■ **BRIEF**:
Below is a set of records. Repeat all of them exactly.

■ **RECORDS PROVIDED**:

_ _ _ _

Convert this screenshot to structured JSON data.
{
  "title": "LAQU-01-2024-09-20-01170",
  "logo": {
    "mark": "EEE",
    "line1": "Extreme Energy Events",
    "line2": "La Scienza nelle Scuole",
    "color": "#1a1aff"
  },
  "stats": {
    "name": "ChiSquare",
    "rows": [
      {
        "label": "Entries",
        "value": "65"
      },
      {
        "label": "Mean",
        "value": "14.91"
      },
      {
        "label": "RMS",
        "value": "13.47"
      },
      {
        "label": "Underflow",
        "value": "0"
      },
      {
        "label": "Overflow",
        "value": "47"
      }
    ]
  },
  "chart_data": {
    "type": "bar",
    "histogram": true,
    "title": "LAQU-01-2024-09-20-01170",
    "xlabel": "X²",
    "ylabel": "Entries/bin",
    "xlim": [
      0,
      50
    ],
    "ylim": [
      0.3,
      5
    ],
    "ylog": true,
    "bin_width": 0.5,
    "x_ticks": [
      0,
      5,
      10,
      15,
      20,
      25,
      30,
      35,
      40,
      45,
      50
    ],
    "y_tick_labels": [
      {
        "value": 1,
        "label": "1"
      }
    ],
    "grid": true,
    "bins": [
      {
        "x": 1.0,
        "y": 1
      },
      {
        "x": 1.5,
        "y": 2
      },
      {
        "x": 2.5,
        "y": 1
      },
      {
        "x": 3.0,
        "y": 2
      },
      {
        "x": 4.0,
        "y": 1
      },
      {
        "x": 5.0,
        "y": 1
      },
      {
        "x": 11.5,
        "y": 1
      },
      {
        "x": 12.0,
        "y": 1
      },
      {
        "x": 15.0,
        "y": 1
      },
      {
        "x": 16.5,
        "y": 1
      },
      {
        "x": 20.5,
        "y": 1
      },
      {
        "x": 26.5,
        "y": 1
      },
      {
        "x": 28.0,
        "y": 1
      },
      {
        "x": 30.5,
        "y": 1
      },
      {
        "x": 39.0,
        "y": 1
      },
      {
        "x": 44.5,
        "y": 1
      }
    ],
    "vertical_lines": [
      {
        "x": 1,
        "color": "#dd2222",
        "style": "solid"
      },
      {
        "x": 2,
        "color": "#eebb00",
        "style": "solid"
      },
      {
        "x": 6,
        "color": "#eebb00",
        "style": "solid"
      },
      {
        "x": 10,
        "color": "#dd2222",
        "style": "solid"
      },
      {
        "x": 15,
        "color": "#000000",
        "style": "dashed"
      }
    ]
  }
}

_ _ _ _

■ **ANSWER IN FULL**:
Convert this screenshot to structured JSON data.
{
  "title": "LAQU-01-2024-09-20-01170",
  "logo": {
    "mark": "EEE",
    "line1": "Extreme Energy Events",
    "line2": "La Scienza nelle Scuole",
    "color": "#1a1aff"
  },
  "stats": {
    "name": "ChiSquare",
    "rows": [
      {
        "label": "Entries",
        "value": "65"
      },
      {
        "label": "Mean",
        "value": "14.91"
      },
      {
        "label": "RMS",
        "value": "13.47"
      },
      {
        "label": "Underflow",
        "value": "0"
      },
      {
        "label": "Overflow",
        "value": "47"
      }
    ]
  },
  "chart_data": {
    "type": "bar",
    "histogram": true,
    "title": "LAQU-01-2024-09-20-01170",
    "xlabel": "X²",
    "ylabel": "Entries/bin",
    "xlim": [
      0,
      50
    ],
    "ylim": [
      0.3,
      5
    ],
    "ylog": true,
    "bin_width": 0.5,
    "x_ticks": [
      0,
      5,
      10,
      15,
      20,
      25,
      30,
      35,
      40,
      45,
      50
    ],
    "y_tick_labels": [
      {
        "value": 1,
        "label": "1"
      }
    ],
    "grid": true,
    "bins": [
      {
        "x": 1.0,
        "y": 1
      },
      {
        "x": 1.5,
        "y": 2
      },
      {
        "x": 2.5,
        "y": 1
      },
      {
        "x": 3.0,
        "y": 2
      },
      {
        "x": 4.0,
        "y": 1
      },
      {
        "x": 5.0,
        "y": 1
      },
      {
        "x": 11.5,
        "y": 1
      },
      {
        "x": 12.0,
        "y": 1
      },
      {
        "x": 15.0,
        "y": 1
      },
      {
        "x": 16.5,
        "y": 1
      },
      {
        "x": 20.5,
        "y": 1
      },
      {
        "x": 26.5,
        "y": 1
      },
      {
        "x": 28.0,
        "y": 1
      },
      {
        "x": 30.5,
        "y": 1
      },
      {
        "x": 39.0,
        "y": 1
      },
      {
        "x": 44.5,
        "y": 1
      }
    ],
    "vertical_lines": [
      {
        "x": 1,
        "color": "#dd2222",
        "style": "solid"
      },
      {
        "x": 2,
        "color": "#eebb00",
        "style": "solid"
      },
      {
        "x": 6,
        "color": "#eebb00",
        "style": "solid"
      },
      {
        "x": 10,
        "color": "#dd2222",
        "style": "solid"
      },
      {
        "x": 15,
        "color": "#000000",
        "style": "dashed"
      }
    ]
  }
}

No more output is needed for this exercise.